> Provided entries:
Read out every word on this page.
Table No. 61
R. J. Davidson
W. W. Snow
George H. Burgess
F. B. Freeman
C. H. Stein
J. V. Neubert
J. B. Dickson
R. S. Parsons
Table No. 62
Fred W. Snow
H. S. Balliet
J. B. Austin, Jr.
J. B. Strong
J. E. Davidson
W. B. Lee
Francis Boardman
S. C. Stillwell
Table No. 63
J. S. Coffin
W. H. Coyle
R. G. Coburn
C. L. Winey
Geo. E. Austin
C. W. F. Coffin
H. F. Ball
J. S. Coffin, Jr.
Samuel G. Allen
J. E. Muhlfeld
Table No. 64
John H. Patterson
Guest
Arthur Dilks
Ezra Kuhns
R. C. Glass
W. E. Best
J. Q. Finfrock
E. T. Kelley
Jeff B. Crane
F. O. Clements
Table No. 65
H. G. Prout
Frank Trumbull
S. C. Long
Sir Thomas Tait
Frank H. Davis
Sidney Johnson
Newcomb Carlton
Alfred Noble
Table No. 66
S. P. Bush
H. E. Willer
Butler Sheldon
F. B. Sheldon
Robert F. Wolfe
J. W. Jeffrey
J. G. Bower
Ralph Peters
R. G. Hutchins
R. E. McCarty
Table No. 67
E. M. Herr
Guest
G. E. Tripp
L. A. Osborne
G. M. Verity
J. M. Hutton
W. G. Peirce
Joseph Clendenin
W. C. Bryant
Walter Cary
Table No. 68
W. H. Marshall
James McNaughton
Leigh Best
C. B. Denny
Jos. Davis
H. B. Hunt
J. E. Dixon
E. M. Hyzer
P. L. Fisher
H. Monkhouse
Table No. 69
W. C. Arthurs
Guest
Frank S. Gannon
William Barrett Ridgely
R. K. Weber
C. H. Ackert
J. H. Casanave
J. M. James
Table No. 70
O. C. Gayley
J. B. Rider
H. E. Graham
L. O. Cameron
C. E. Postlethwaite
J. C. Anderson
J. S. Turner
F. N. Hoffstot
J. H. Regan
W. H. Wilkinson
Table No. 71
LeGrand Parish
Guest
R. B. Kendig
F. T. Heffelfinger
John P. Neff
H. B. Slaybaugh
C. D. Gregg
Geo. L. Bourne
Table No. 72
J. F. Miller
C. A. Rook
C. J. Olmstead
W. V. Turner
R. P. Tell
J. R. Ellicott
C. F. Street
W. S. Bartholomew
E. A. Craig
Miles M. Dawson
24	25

> Stated problem:
Write out all the entries exactly.

> Problem solution:
Read out every word on this page.
Table No. 61
R. J. Davidson
W. W. Snow
George H. Burgess
F. B. Freeman
C. H. Stein
J. V. Neubert
J. B. Dickson
R. S. Parsons
Table No. 62
Fred W. Snow
H. S. Balliet
J. B. Austin, Jr.
J. B. Strong
J. E. Davidson
W. B. Lee
Francis Boardman
S. C. Stillwell
Table No. 63
J. S. Coffin
W. H. Coyle
R. G. Coburn
C. L. Winey
Geo. E. Austin
C. W. F. Coffin
H. F. Ball
J. S. Coffin, Jr.
Samuel G. Allen
J. E. Muhlfeld
Table No. 64
John H. Patterson
Guest
Arthur Dilks
Ezra Kuhns
R. C. Glass
W. E. Best
J. Q. Finfrock
E. T. Kelley
Jeff B. Crane
F. O. Clements
Table No. 65
H. G. Prout
Frank Trumbull
S. C. Long
Sir Thomas Tait
Frank H. Davis
Sidney Johnson
Newcomb Carlton
Alfred Noble
Table No. 66
S. P. Bush
H. E. Willer
Butler Sheldon
F. B. Sheldon
Robert F. Wolfe
J. W. Jeffrey
J. G. Bower
Ralph Peters
R. G. Hutchins
R. E. McCarty
Table No. 67
E. M. Herr
Guest
G. E. Tripp
L. A. Osborne
G. M. Verity
J. M. Hutton
W. G. Peirce
Joseph Clendenin
W. C. Bryant
Walter Cary
Table No. 68
W. H. Marshall
James McNaughton
Leigh Best
C. B. Denny
Jos. Davis
H. B. Hunt
J. E. Dixon
E. M. Hyzer
P. L. Fisher
H. Monkhouse
Table No. 69
W. C. Arthurs
Guest
Frank S. Gannon
William Barrett Ridgely
R. K. Weber
C. H. Ackert
J. H. Casanave
J. M. James
Table No. 70
O. C. Gayley
J. B. Rider
H. E. Graham
L. O. Cameron
C. E. Postlethwaite
J. C. Anderson
J. S. Turner
F. N. Hoffstot
J. H. Regan
W. H. Wilkinson
Table No. 71
LeGrand Parish
Guest
R. B. Kendig
F. T. Heffelfinger
John P. Neff
H. B. Slaybaugh
C. D. Gregg
Geo. L. Bourne
Table No. 72
J. F. Miller
C. A. Rook
C. J. Olmstead
W. V. Turner
R. P. Tell
J. R. Ellicott
C. F. Street
W. S. Bartholomew
E. A. Craig
Miles M. Dawson
24	25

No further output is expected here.